◆ **EXERCISE DIRECTIONS**
The exercise asks you to copy every line below in which "text" appears.

◆ **PROVIDED RECORDS**
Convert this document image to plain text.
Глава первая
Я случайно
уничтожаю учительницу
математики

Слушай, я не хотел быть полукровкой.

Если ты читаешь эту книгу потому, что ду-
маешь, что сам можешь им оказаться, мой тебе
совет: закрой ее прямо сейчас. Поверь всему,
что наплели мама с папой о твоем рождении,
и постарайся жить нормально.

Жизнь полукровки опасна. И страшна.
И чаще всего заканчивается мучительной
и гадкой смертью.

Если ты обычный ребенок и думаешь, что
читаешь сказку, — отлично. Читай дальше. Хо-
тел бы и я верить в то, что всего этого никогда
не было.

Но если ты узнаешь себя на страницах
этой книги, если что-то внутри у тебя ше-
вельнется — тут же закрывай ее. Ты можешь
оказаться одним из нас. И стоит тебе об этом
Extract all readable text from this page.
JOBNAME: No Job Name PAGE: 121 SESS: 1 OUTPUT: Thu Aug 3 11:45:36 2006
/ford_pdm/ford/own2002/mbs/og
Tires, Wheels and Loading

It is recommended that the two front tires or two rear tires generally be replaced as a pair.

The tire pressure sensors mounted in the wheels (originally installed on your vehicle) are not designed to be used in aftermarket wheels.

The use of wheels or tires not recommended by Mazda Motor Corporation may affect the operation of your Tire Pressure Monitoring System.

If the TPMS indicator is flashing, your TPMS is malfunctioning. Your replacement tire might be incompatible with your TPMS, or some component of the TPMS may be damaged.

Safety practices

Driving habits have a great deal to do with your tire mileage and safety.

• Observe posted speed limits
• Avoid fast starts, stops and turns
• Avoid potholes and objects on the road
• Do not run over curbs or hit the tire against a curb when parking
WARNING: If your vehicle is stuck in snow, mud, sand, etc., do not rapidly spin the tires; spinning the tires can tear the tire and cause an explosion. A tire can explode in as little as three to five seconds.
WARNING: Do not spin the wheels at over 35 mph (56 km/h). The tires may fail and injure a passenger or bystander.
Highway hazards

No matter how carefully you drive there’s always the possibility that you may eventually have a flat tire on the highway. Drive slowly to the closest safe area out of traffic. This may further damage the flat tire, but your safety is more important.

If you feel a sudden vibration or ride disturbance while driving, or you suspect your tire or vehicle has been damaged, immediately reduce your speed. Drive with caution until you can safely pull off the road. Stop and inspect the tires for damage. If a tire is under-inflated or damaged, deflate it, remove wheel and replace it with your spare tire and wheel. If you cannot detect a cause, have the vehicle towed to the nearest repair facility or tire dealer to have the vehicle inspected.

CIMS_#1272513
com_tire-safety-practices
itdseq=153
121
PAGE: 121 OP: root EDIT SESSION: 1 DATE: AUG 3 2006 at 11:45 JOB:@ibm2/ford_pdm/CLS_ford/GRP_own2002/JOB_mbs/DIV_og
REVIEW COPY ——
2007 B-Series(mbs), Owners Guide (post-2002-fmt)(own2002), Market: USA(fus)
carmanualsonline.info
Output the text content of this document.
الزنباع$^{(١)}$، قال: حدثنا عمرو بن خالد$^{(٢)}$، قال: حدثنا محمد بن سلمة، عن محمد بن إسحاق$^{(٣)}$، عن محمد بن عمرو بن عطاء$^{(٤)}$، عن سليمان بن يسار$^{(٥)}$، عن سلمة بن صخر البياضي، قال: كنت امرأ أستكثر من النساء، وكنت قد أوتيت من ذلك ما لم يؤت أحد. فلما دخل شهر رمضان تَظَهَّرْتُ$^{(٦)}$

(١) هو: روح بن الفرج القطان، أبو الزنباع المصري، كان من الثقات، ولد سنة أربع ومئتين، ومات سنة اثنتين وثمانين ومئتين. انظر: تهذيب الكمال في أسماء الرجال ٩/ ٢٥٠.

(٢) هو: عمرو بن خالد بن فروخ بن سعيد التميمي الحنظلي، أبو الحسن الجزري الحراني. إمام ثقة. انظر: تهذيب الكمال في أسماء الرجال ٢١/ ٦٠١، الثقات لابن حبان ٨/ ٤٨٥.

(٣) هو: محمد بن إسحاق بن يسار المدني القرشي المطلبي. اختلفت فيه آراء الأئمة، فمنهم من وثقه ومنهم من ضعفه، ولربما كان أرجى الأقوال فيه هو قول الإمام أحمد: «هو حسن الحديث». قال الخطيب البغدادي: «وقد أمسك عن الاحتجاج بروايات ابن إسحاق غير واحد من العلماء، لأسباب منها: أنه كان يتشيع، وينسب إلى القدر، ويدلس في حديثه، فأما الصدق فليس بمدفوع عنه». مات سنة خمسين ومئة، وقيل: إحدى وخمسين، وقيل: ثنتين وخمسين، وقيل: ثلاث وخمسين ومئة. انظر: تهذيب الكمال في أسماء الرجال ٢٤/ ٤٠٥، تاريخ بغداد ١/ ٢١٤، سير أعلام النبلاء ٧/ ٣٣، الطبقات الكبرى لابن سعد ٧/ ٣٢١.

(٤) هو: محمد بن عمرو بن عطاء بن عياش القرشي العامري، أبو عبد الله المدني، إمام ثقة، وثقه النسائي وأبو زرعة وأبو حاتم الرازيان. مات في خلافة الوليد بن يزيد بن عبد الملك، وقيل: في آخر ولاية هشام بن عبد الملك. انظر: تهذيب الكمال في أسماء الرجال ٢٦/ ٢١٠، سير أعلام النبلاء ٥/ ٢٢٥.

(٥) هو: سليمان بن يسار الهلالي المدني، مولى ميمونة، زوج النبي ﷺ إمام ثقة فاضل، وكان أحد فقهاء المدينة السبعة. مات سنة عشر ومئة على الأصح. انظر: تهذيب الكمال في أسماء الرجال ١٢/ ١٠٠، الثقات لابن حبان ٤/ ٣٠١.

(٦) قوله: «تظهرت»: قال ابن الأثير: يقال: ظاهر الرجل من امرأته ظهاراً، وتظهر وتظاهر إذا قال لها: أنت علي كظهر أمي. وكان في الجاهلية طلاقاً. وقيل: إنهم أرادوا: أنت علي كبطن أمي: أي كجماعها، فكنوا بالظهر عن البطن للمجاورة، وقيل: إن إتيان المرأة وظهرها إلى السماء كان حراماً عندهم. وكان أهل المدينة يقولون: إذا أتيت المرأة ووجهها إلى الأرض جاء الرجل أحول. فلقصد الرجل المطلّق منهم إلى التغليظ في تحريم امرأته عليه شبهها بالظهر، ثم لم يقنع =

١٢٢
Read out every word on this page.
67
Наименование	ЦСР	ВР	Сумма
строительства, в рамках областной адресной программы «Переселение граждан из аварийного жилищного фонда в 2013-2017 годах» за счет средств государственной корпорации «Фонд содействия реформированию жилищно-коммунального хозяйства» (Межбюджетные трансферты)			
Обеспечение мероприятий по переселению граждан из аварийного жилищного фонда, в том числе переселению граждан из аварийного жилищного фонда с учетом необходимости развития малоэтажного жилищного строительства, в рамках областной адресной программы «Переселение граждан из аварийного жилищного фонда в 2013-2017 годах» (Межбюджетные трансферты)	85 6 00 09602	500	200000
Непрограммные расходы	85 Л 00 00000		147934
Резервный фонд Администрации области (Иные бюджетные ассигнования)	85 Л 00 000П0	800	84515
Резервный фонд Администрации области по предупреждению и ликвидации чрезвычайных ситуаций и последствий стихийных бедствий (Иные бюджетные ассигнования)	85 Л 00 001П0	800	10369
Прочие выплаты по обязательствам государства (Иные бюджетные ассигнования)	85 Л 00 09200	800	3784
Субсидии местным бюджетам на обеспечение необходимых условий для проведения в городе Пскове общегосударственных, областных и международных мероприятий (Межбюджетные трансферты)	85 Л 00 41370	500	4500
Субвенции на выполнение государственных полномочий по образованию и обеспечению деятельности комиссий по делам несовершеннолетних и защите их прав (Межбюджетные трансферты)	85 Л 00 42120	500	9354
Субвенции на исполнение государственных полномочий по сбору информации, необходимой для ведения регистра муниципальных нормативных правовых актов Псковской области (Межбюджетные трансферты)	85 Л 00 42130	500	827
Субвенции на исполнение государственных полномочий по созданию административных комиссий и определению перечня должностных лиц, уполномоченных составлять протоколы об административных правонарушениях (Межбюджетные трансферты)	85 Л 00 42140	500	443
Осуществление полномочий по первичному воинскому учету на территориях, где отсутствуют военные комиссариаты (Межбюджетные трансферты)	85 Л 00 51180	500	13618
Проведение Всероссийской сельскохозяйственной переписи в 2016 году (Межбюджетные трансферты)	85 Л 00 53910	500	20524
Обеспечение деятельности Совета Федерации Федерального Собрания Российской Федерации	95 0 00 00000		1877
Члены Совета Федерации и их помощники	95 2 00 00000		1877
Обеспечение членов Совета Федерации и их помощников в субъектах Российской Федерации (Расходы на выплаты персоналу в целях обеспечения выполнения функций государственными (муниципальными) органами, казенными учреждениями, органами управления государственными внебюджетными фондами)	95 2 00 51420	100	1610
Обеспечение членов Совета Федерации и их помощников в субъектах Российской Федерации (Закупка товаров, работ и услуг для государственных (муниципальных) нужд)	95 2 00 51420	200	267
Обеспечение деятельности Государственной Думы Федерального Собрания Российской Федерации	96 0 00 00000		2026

◆ **RESPONSE**
Convert this document image to plain text.
Extract all readable text from this page.
Output the text content of this document.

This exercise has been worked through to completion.